(Collected data entries)
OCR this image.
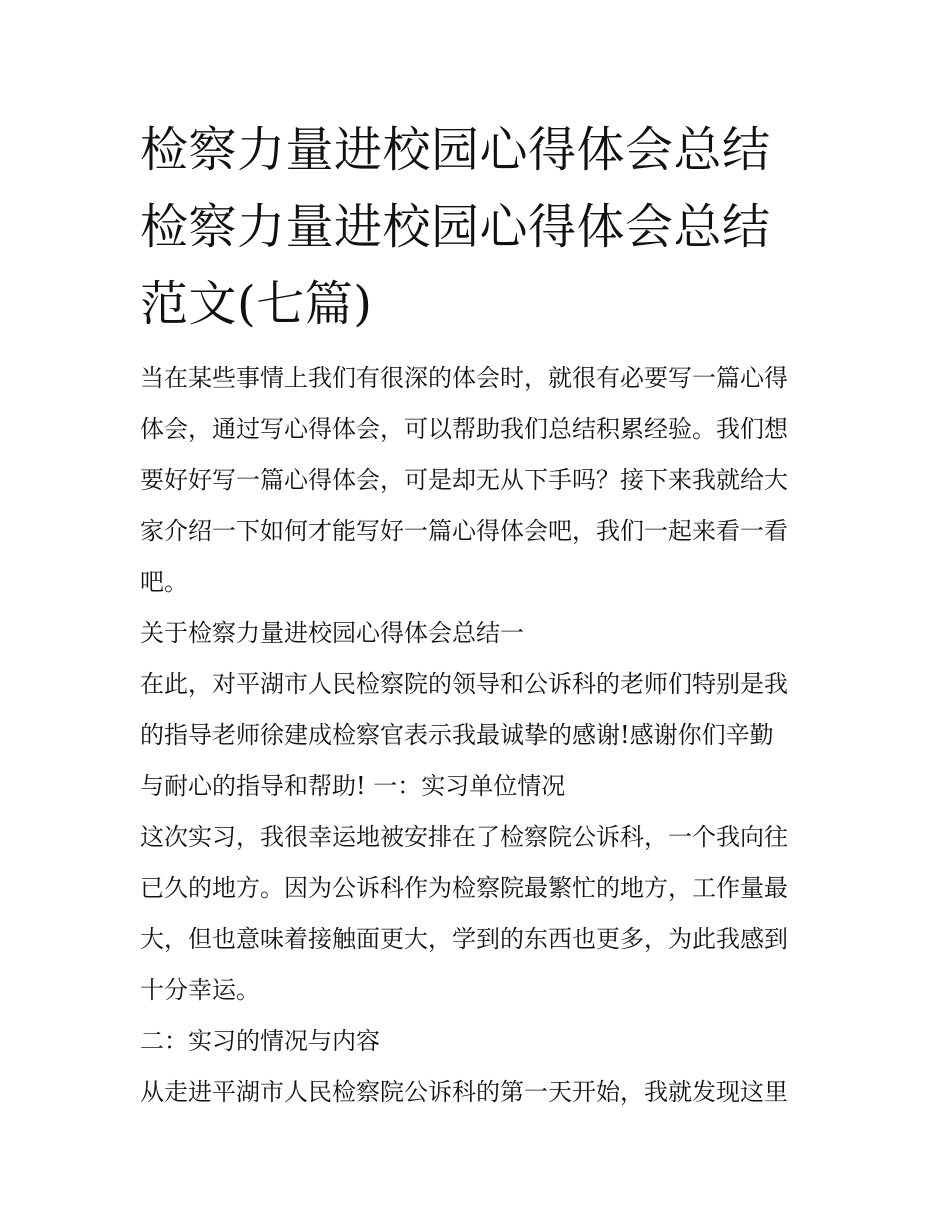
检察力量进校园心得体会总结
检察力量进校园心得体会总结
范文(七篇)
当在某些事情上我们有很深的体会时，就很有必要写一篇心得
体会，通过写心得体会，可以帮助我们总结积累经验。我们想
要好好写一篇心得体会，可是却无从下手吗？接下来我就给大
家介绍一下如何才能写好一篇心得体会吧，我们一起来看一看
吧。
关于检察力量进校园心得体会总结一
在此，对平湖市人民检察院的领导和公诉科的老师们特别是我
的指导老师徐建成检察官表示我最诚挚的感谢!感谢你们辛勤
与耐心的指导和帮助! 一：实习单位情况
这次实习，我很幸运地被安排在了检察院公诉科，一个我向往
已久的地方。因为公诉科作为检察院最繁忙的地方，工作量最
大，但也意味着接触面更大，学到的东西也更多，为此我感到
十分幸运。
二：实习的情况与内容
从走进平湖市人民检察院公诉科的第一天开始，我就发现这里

* * *

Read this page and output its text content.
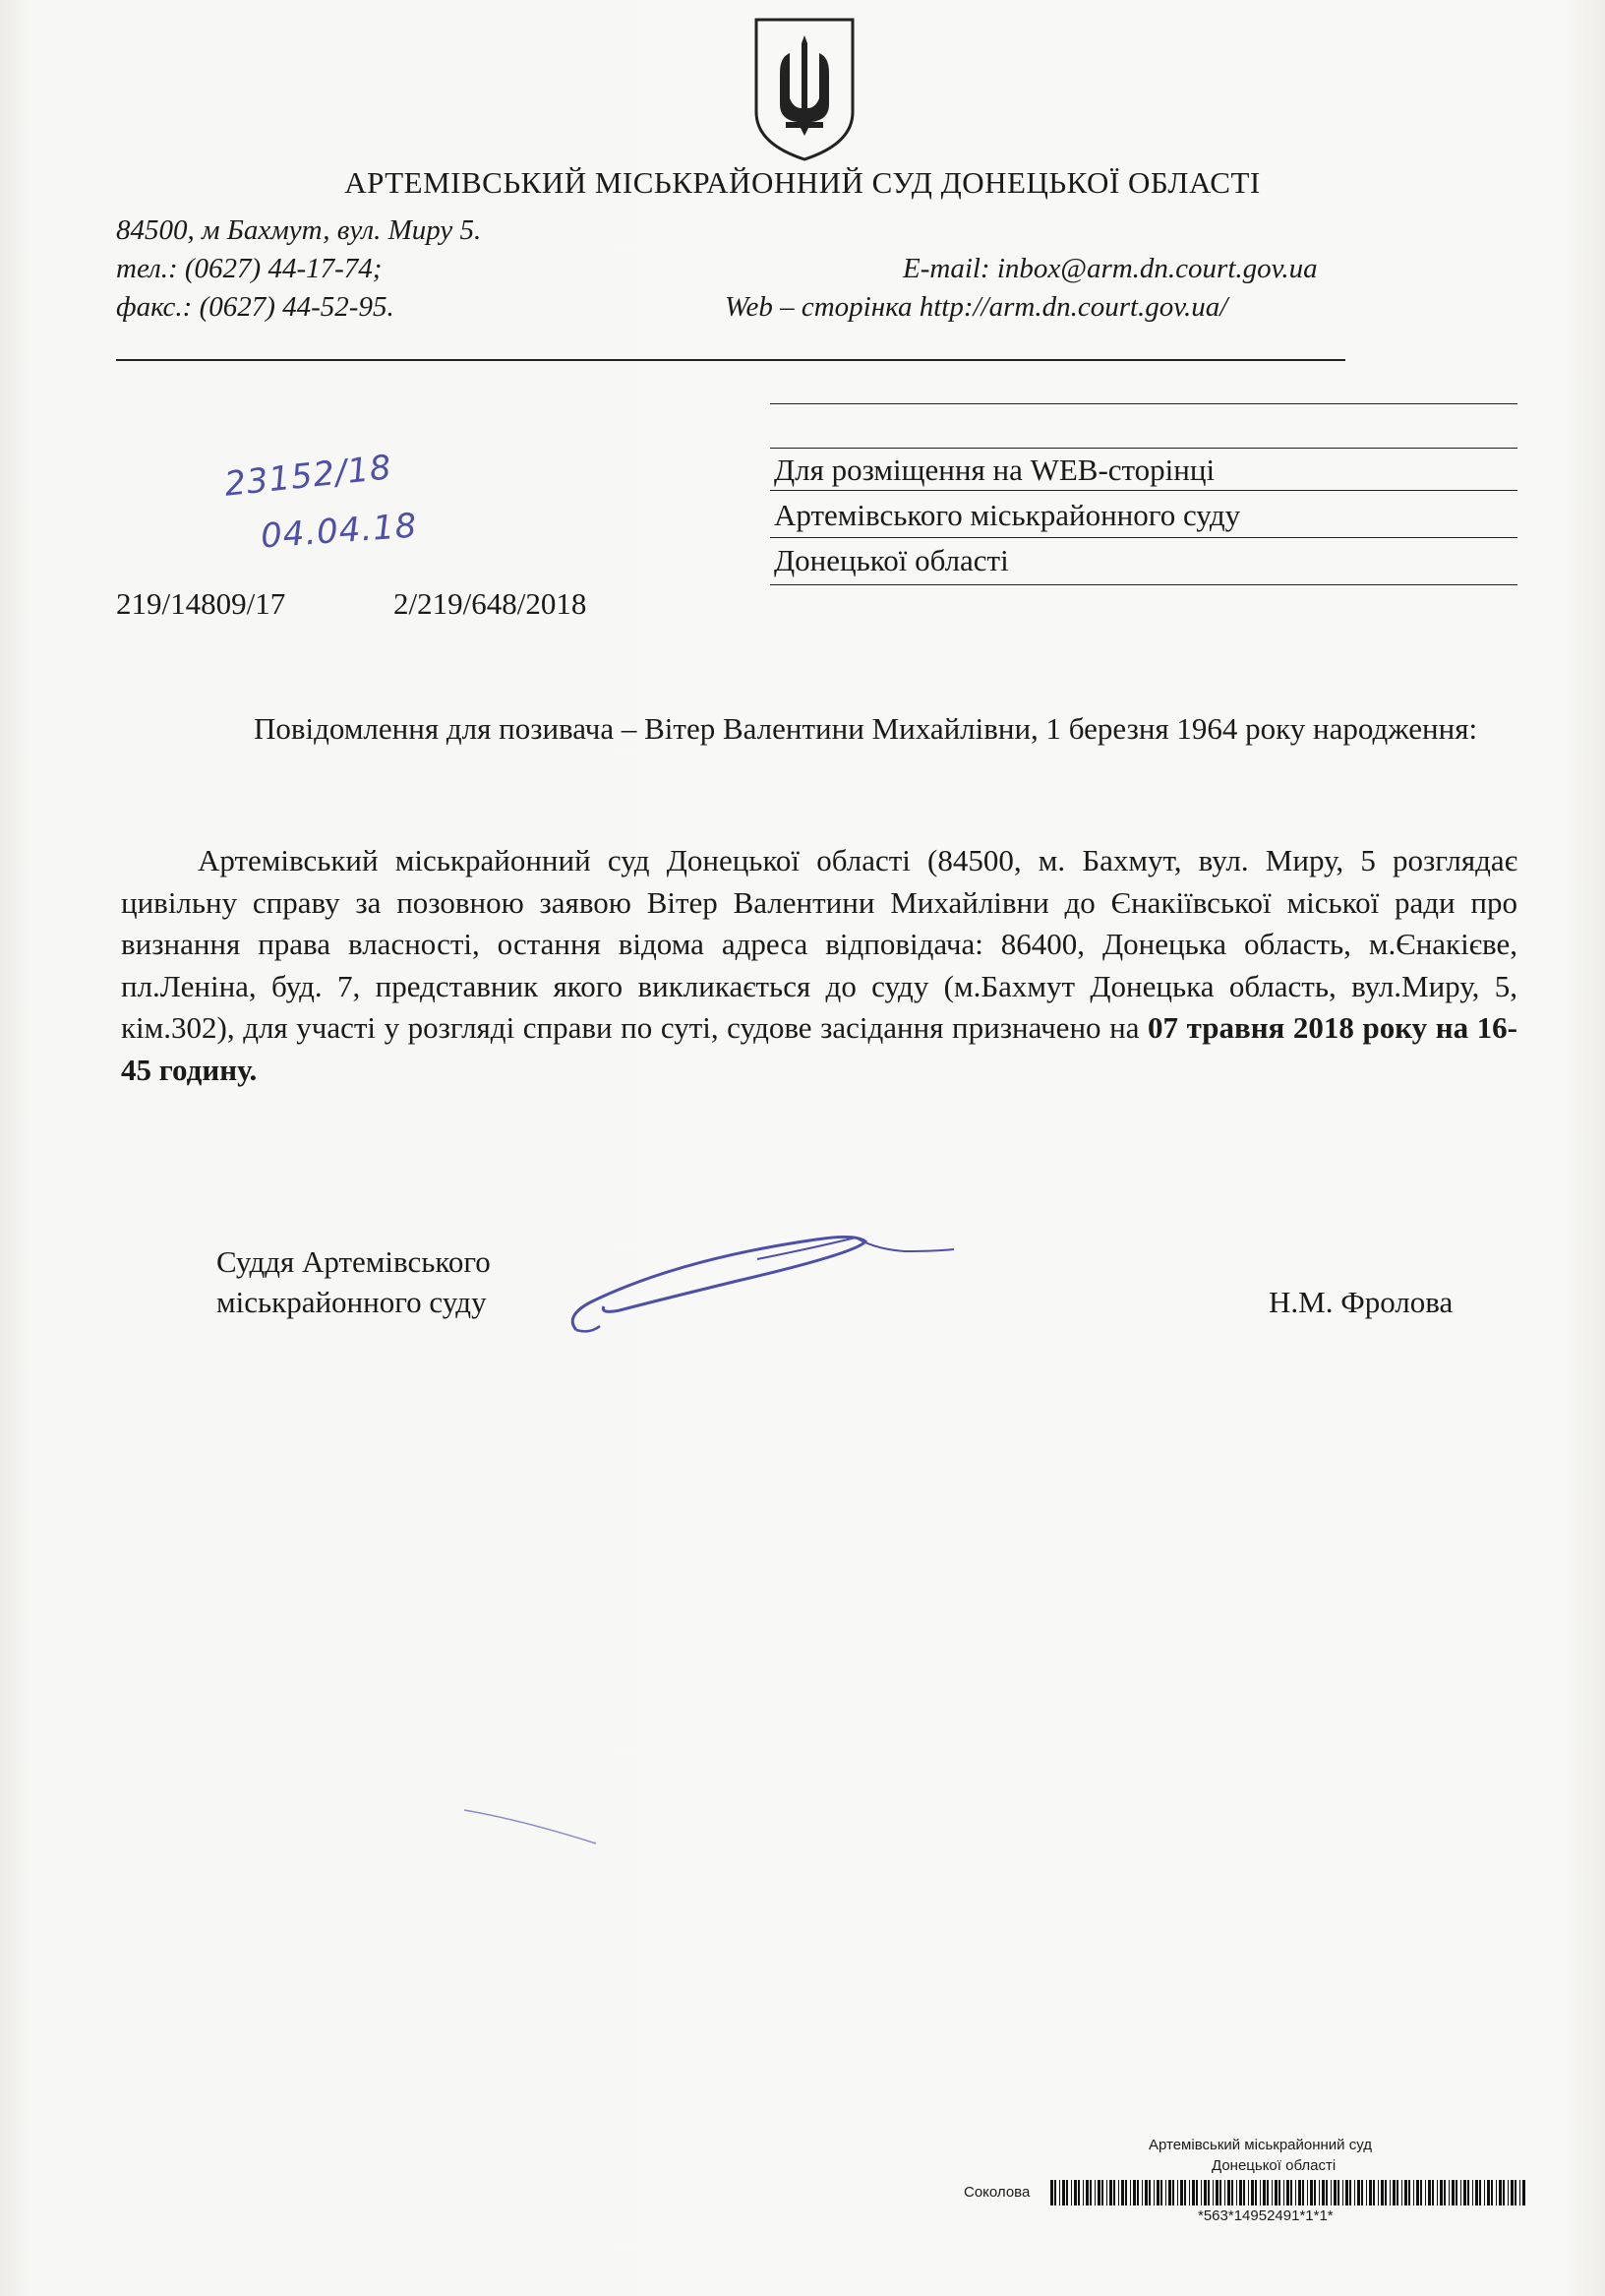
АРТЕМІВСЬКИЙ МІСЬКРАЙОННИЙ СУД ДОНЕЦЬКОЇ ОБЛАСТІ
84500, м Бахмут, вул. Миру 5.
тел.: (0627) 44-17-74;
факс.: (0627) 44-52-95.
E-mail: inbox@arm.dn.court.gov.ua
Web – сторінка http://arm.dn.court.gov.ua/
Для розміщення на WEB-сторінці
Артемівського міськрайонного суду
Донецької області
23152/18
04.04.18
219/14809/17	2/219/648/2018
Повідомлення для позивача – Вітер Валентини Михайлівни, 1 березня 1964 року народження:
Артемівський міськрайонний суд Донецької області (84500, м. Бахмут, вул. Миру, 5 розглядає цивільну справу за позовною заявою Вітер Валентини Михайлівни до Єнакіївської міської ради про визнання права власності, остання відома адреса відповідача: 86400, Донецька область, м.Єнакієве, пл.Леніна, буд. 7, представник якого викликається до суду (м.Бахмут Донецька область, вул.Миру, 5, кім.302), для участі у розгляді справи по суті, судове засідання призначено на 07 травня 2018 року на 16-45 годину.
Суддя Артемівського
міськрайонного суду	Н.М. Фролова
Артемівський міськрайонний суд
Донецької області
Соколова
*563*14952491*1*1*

==

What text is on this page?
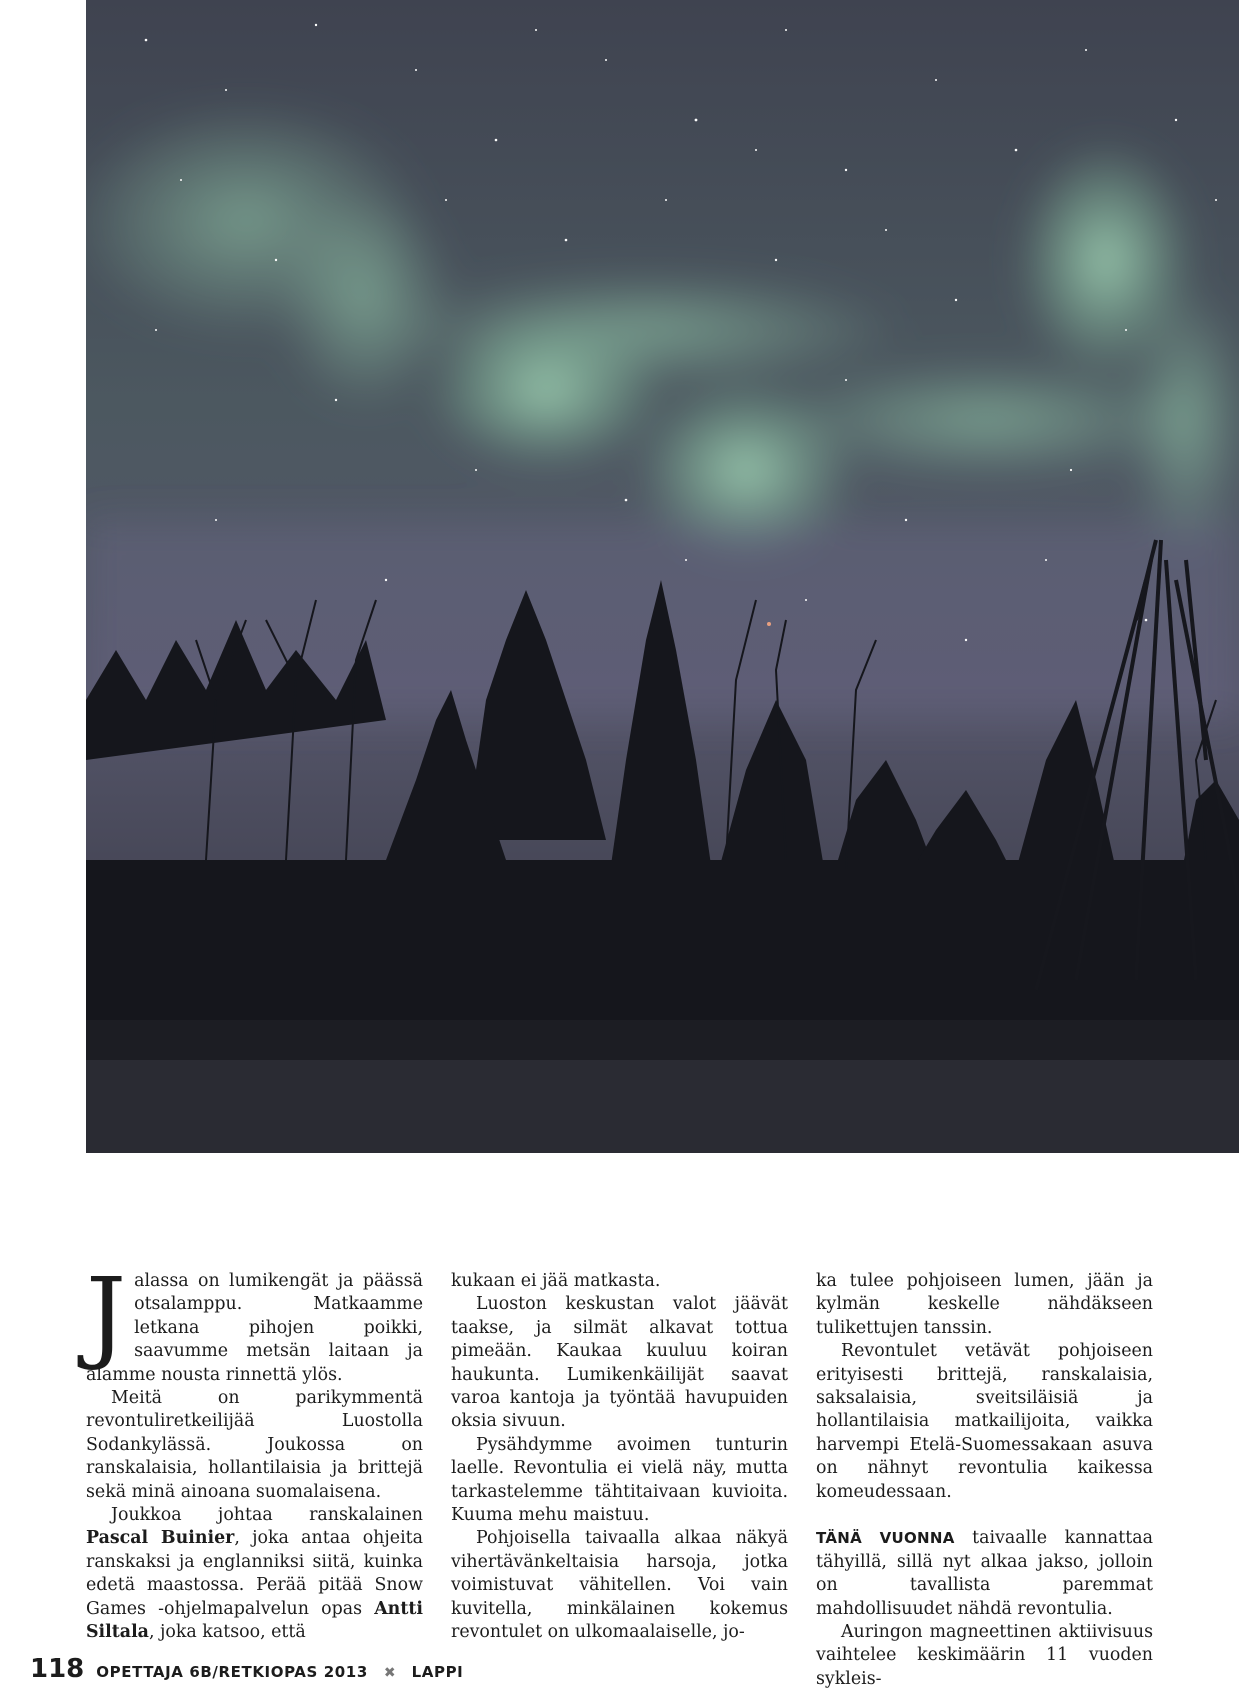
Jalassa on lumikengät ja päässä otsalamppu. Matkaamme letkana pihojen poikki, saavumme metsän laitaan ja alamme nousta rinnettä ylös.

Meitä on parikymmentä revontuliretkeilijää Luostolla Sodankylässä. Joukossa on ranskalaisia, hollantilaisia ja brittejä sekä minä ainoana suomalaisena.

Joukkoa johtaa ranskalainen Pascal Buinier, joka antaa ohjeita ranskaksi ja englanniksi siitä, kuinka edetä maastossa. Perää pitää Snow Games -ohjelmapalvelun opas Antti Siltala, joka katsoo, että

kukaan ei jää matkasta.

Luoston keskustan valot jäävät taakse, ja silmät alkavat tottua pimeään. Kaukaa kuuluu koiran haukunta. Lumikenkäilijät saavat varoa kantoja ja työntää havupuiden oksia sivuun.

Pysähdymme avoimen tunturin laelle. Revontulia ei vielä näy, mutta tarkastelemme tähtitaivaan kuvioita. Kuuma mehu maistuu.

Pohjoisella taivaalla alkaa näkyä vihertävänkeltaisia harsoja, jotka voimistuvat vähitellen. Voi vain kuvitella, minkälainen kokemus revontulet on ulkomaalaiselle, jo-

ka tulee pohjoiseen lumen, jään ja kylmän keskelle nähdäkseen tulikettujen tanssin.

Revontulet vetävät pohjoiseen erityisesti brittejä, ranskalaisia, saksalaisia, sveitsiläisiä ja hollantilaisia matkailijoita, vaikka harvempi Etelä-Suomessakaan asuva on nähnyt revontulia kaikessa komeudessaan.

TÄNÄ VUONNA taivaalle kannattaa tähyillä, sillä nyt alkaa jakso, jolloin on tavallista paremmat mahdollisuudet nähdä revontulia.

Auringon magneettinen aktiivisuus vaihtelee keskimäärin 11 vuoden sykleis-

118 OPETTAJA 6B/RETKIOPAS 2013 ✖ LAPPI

## Exercise details
Identify the lines in the entries that hold "Валентини" and return each one.

## Full answer
Повідомлення для позивача – Вітер Валентини Михайлівни, 1 березня 1964 року народження:
Артемівський міськрайонний суд Донецької області (84500, м. Бахмут, вул. Миру, 5 розглядає цивільну справу за позовною заявою Вітер Валентини Михайлівни до Єнакіївської міської ради про визнання права власності, остання відома адреса відповідача: 86400, Донецька область, м.Єнакієве, пл.Леніна, буд. 7, представник якого викликається до суду (м.Бахмут Донецька область, вул.Миру, 5, кім.302), для участі у розгляді справи по суті, судове засідання призначено на 07 травня 2018 року на 16-45 годину.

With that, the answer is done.